**Work to do:**
Quote every line below exactly and skip any picture.
_ _ _ _ _
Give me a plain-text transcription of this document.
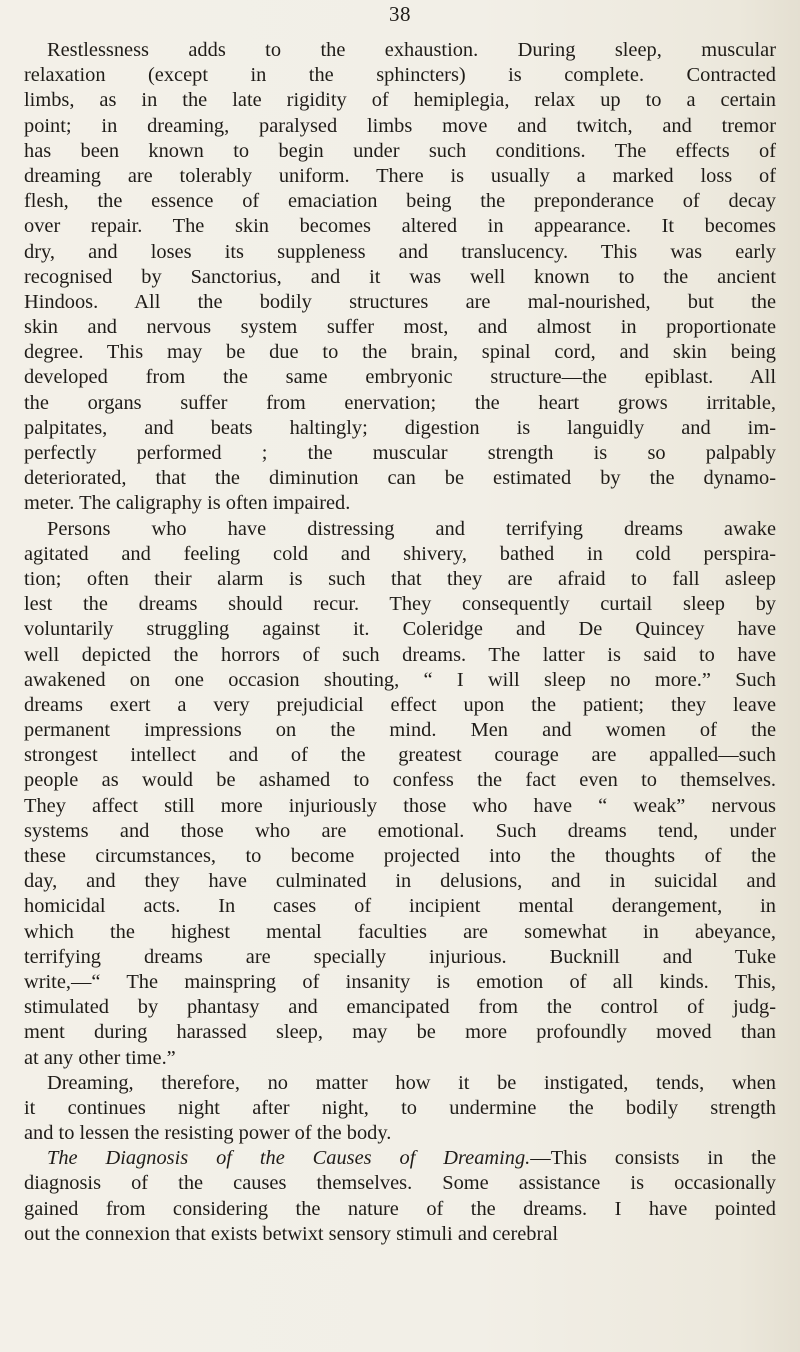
38
Restlessness adds to the exhaustion. During sleep, muscular
relaxation (except in the sphincters) is complete. Contracted
limbs, as in the late rigidity of hemiplegia, relax up to a certain
point; in dreaming, paralysed limbs move and twitch, and tremor
has been known to begin under such conditions. The effects of
dreaming are tolerably uniform. There is usually a marked loss of
flesh, the essence of emaciation being the preponderance of decay
over repair. The skin becomes altered in appearance. It becomes
dry, and loses its suppleness and translucency. This was early
recognised by Sanctorius, and it was well known to the ancient
Hindoos. All the bodily structures are mal-nourished, but the
skin and nervous system suffer most, and almost in proportionate
degree. This may be due to the brain, spinal cord, and skin being
developed from the same embryonic structure—the epiblast. All
the organs suffer from enervation; the heart grows irritable,
palpitates, and beats haltingly; digestion is languidly and im-
perfectly performed ; the muscular strength is so palpably
deteriorated, that the diminution can be estimated by the dynamo-
meter. The caligraphy is often impaired.
Persons who have distressing and terrifying dreams awake
agitated and feeling cold and shivery, bathed in cold perspira-
tion; often their alarm is such that they are afraid to fall asleep
lest the dreams should recur. They consequently curtail sleep by
voluntarily struggling against it. Coleridge and De Quincey have
well depicted the horrors of such dreams. The latter is said to have
awakened on one occasion shouting, “ I will sleep no more.” Such
dreams exert a very prejudicial effect upon the patient; they leave
permanent impressions on the mind. Men and women of the
strongest intellect and of the greatest courage are appalled—such
people as would be ashamed to confess the fact even to themselves.
They affect still more injuriously those who have “ weak” nervous
systems and those who are emotional. Such dreams tend, under
these circumstances, to become projected into the thoughts of the
day, and they have culminated in delusions, and in suicidal and
homicidal acts. In cases of incipient mental derangement, in
which the highest mental faculties are somewhat in abeyance,
terrifying dreams are specially injurious. Bucknill and Tuke
write,—“ The mainspring of insanity is emotion of all kinds. This,
stimulated by phantasy and emancipated from the control of judg-
ment during harassed sleep, may be more profoundly moved than
at any other time.”
Dreaming, therefore, no matter how it be instigated, tends, when
it continues night after night, to undermine the bodily strength
and to lessen the resisting power of the body.
The Diagnosis of the Causes of Dreaming.—This consists in the
diagnosis of the causes themselves. Some assistance is occasionally
gained from considering the nature of the dreams. I have pointed
out the connexion that exists betwixt sensory stimuli and cerebral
_ _ _ _ _
**Output for this task:**
Give me a plain-text transcription of this document.
38
Restlessness adds to the exhaustion. During sleep, muscular
relaxation (except in the sphincters) is complete. Contracted
limbs, as in the late rigidity of hemiplegia, relax up to a certain
point; in dreaming, paralysed limbs move and twitch, and tremor
has been known to begin under such conditions. The effects of
dreaming are tolerably uniform. There is usually a marked loss of
flesh, the essence of emaciation being the preponderance of decay
over repair. The skin becomes altered in appearance. It becomes
dry, and loses its suppleness and translucency. This was early
recognised by Sanctorius, and it was well known to the ancient
Hindoos. All the bodily structures are mal-nourished, but the
skin and nervous system suffer most, and almost in proportionate
degree. This may be due to the brain, spinal cord, and skin being
developed from the same embryonic structure—the epiblast. All
the organs suffer from enervation; the heart grows irritable,
palpitates, and beats haltingly; digestion is languidly and im-
perfectly performed ; the muscular strength is so palpably
deteriorated, that the diminution can be estimated by the dynamo-
meter. The caligraphy is often impaired.
Persons who have distressing and terrifying dreams awake
agitated and feeling cold and shivery, bathed in cold perspira-
tion; often their alarm is such that they are afraid to fall asleep
lest the dreams should recur. They consequently curtail sleep by
voluntarily struggling against it. Coleridge and De Quincey have
well depicted the horrors of such dreams. The latter is said to have
awakened on one occasion shouting, “ I will sleep no more.” Such
dreams exert a very prejudicial effect upon the patient; they leave
permanent impressions on the mind. Men and women of the
strongest intellect and of the greatest courage are appalled—such
people as would be ashamed to confess the fact even to themselves.
They affect still more injuriously those who have “ weak” nervous
systems and those who are emotional. Such dreams tend, under
these circumstances, to become projected into the thoughts of the
day, and they have culminated in delusions, and in suicidal and
homicidal acts. In cases of incipient mental derangement, in
which the highest mental faculties are somewhat in abeyance,
terrifying dreams are specially injurious. Bucknill and Tuke
write,—“ The mainspring of insanity is emotion of all kinds. This,
stimulated by phantasy and emancipated from the control of judg-
ment during harassed sleep, may be more profoundly moved than
at any other time.”
Dreaming, therefore, no matter how it be instigated, tends, when
it continues night after night, to undermine the bodily strength
and to lessen the resisting power of the body.
The Diagnosis of the Causes of Dreaming.—This consists in the
diagnosis of the causes themselves. Some assistance is occasionally
gained from considering the nature of the dreams. I have pointed
out the connexion that exists betwixt sensory stimuli and cerebral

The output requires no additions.